Selected text »
§
You may be able to save money in your business by using open source alternatives to commercial software. I can help you find and evaluate software, install it, and support you or your people in its use. If you'd like to know more, get in touch.
Everyone has to start somewhere (Branson, Roddick, Rowling) and some businesses are just small and intend to stay that way (a b&B for instance). The web can be a very affordable way of publicising yourself and I do try to do everything I can to meet my client's needs. If you really want to drive the cost down, if you keep yourself to a single page and you provide the text and photographs or illustrations, a colour scheme, even a simple layout, I can put together your website for a very small fee, and if you happen to find me not under a big deadline, in a matter of hours. If you can stretch to using my text and photography, though, it usually improves things no end.
I've developed innumerable small business and charity websites, so get in touch and let me know what you'd like.
I'm easy to work with, whether you want me as part of a project team or you just want to leave me to my own devices. If you want detail: here's my Belbin's team role scores, and my personality test results.
I'm an approved supplier of the local Business Link. They assessed my knowledge, my business processes, my customer care, and took up six references.
§
Aim »
Could you pick up the passage advertising small-business web and software services after its final sentence and carry it on?
§
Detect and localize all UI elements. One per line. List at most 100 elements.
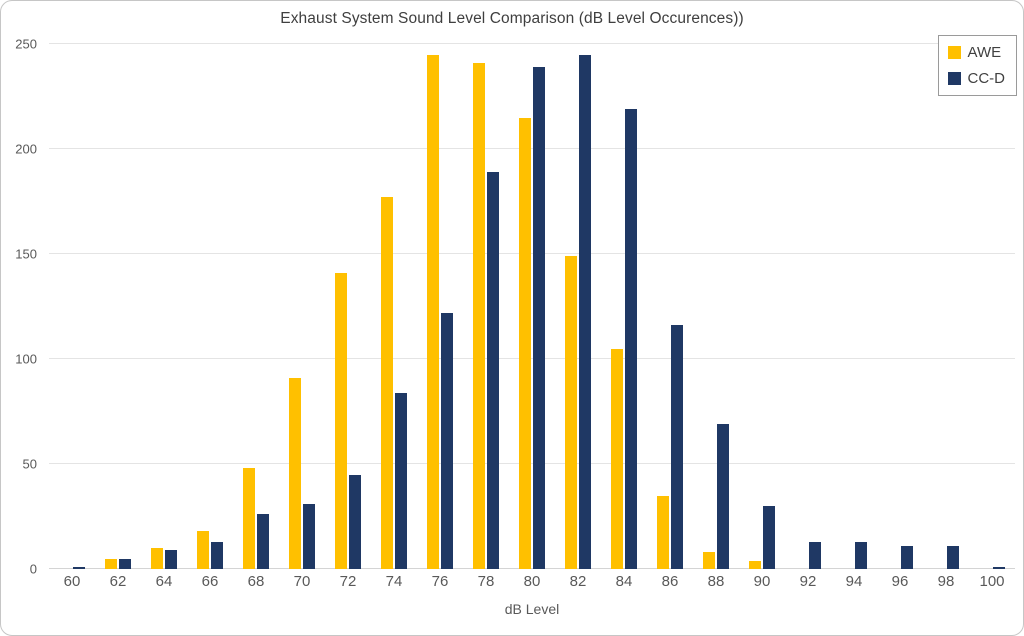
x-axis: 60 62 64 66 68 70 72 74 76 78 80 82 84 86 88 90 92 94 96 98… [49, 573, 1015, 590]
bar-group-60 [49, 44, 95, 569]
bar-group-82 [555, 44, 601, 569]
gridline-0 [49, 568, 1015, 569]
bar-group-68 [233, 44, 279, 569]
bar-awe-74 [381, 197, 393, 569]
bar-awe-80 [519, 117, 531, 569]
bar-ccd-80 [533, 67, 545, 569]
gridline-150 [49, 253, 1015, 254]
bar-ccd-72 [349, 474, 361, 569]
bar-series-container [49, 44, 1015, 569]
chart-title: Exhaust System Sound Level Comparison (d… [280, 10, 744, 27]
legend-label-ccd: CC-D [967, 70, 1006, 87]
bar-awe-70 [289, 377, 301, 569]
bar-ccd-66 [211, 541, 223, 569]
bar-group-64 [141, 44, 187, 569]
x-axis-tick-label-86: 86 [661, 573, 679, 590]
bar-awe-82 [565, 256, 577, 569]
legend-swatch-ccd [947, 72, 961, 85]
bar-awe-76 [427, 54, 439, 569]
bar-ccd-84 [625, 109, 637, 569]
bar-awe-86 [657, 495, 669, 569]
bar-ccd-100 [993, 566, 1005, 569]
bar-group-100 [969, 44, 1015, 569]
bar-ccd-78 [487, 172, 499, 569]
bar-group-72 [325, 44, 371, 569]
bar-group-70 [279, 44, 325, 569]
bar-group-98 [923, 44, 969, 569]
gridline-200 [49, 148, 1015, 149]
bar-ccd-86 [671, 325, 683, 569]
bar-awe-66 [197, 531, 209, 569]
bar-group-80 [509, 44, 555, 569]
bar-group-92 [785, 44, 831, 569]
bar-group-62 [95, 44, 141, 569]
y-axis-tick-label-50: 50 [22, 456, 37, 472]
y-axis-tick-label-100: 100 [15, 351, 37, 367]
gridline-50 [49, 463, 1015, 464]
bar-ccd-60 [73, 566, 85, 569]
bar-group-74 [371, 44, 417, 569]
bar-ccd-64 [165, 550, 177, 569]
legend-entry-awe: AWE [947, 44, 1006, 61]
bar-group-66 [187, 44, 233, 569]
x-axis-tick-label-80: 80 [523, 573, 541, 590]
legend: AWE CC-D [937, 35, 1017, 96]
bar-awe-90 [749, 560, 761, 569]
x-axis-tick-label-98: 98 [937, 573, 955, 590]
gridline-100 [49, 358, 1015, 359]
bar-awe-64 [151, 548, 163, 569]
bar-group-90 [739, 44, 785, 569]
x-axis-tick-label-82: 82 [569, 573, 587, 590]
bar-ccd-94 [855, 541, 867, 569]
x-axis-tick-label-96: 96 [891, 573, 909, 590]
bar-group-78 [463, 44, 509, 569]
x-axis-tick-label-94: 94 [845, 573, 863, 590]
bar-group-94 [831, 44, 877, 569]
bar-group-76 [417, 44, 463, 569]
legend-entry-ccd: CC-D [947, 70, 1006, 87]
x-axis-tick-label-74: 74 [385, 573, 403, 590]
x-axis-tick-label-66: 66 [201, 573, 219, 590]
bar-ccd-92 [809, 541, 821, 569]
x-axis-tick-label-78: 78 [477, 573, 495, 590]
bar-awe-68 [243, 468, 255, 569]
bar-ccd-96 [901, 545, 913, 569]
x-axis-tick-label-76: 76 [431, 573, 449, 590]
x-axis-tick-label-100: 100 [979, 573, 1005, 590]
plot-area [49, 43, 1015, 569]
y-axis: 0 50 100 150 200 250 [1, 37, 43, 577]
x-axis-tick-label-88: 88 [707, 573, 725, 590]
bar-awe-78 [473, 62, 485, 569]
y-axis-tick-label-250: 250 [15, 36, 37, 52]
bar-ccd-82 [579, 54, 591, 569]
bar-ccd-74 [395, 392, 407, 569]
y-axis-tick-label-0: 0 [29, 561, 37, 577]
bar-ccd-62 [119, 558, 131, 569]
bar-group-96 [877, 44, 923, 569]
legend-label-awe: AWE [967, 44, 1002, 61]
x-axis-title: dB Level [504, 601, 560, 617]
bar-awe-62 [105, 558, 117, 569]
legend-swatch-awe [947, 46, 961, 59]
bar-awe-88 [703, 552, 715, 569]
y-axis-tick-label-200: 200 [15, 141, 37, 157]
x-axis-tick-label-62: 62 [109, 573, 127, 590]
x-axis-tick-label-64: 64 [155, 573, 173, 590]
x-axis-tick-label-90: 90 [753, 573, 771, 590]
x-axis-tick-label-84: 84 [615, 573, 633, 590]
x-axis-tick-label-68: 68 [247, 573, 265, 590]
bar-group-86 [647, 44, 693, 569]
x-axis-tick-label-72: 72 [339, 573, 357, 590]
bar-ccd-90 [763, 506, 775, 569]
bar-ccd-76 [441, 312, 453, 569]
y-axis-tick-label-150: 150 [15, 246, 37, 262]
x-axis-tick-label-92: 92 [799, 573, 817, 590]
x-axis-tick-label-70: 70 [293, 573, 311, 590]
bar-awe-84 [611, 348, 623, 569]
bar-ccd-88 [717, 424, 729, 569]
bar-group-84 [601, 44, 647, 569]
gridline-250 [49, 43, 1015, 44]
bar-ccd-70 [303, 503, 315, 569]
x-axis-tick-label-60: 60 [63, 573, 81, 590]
§
Result »
I'm a member of the British Computer Society because I like being bound by their code of professional conduct and ethics which, among other things, require that I make it clear if I lack any skills or experience required to complete a task (so if I say nothing along those lines, you can be assured I'm fully qualified and experienced to complete your project), and a wonderful rule that says I should not take advantage of the ignorance of my clients. Shocking, I know, but apparently bosses of IT companies are the second most likely to go to prison for fraud. I'm also a member of the Professional Contractors Group. Whatever your level of knowledge or experience, I can deliver.
Within a short time people generally feel they trust my judgment and are happy to leave their project more or less to me. I do everything possible to deliver what people want on time, in budget, and I'm always contactable.
If you've read this far and not made contact, I must have said something you like. It's time to get in touch and see what we can do for one another.
In the first paragraph I said I create the technical back-end that makes it all work. I know many of my clients struggle even with using a browser, so I didn't want to bamboozle them with detail. But for you (the person who clicked the asterisk): I most often write in the PHP programming language (with mySQL as the database) and create three-tier, object oriented code that saves on lifetime maintenance costs. There's JavaScript too, of course. I'm getting very familiar, too, with adapting open source projects such as osCommerce (which is also written using PHP/mySQL).
Three tier development means the software is divided into layers. There's the front end that talks to the user (it generates the pages you see), the middle layer which houses all your business logic (eg. is the user logged-in? Do they have credit? If they've bought the last in stock, order some more), and the back-end which handles the interface to the database, files, and so on. This makes the software easier to maintain, and that's important because software costs much more to maintain over its lifetime than it does to build. The trick to understanding that is to accept how long software lives for. Remember the millennium bug panic? That was because we were still using software written in the sixties.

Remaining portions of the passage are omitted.